Problem details: What is the number of lines holding the word "pleraque"? Give that number alone.

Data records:
»»

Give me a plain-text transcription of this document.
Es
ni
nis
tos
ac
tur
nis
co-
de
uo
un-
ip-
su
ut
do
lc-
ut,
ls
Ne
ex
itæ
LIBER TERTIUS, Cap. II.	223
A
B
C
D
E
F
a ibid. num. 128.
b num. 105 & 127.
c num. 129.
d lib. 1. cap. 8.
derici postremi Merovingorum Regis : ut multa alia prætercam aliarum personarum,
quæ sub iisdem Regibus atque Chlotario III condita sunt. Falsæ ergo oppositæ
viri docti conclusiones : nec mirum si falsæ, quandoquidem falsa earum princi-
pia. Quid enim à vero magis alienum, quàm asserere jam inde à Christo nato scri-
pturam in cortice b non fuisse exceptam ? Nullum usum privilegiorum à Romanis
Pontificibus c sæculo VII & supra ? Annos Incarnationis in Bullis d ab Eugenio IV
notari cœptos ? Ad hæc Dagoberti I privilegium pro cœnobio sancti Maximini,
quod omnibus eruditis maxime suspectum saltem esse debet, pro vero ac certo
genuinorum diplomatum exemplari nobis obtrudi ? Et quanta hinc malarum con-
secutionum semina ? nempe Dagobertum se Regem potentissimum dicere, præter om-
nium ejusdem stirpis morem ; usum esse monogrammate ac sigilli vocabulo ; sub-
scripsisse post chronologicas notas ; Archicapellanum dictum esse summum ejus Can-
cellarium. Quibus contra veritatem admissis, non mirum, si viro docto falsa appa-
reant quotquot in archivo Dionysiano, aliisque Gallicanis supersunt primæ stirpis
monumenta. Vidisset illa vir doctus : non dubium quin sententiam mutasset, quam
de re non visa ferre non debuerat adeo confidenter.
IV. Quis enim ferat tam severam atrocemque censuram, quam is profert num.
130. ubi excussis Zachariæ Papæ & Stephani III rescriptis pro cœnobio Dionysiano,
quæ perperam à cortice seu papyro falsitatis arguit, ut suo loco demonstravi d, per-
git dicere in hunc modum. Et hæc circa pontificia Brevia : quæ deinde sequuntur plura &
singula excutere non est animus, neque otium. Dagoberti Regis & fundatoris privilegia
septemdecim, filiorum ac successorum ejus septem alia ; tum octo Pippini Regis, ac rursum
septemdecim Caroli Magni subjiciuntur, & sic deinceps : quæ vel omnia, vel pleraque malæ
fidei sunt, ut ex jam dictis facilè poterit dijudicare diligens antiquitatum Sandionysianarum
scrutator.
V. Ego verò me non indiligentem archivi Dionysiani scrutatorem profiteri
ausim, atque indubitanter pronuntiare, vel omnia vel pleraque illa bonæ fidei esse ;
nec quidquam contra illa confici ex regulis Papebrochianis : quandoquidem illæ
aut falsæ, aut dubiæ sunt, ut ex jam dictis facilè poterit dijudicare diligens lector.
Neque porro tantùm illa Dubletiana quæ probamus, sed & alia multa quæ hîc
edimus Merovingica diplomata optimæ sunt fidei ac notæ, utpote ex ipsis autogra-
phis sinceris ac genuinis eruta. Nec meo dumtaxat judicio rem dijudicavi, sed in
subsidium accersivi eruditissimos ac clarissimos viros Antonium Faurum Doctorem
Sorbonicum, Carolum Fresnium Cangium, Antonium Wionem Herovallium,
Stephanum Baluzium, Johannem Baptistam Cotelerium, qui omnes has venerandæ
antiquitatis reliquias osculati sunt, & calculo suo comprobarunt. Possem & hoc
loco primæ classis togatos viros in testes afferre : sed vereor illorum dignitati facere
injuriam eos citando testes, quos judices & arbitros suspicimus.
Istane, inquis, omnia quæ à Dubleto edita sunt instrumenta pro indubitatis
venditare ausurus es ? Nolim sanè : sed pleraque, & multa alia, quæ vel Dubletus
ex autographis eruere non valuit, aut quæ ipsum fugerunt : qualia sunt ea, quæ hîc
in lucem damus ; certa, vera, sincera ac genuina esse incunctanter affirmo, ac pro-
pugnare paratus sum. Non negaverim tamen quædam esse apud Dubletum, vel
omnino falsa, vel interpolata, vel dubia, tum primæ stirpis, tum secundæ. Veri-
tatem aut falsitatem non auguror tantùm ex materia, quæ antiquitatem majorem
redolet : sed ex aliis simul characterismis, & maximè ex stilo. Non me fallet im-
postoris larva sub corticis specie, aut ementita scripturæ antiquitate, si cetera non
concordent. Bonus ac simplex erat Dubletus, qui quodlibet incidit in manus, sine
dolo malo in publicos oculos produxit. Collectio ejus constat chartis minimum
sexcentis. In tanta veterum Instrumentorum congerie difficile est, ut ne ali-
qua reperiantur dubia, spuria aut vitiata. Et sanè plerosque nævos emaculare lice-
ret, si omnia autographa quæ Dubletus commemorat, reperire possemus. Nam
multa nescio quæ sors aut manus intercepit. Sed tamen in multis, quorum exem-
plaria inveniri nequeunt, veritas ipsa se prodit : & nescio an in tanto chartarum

««

In response: 3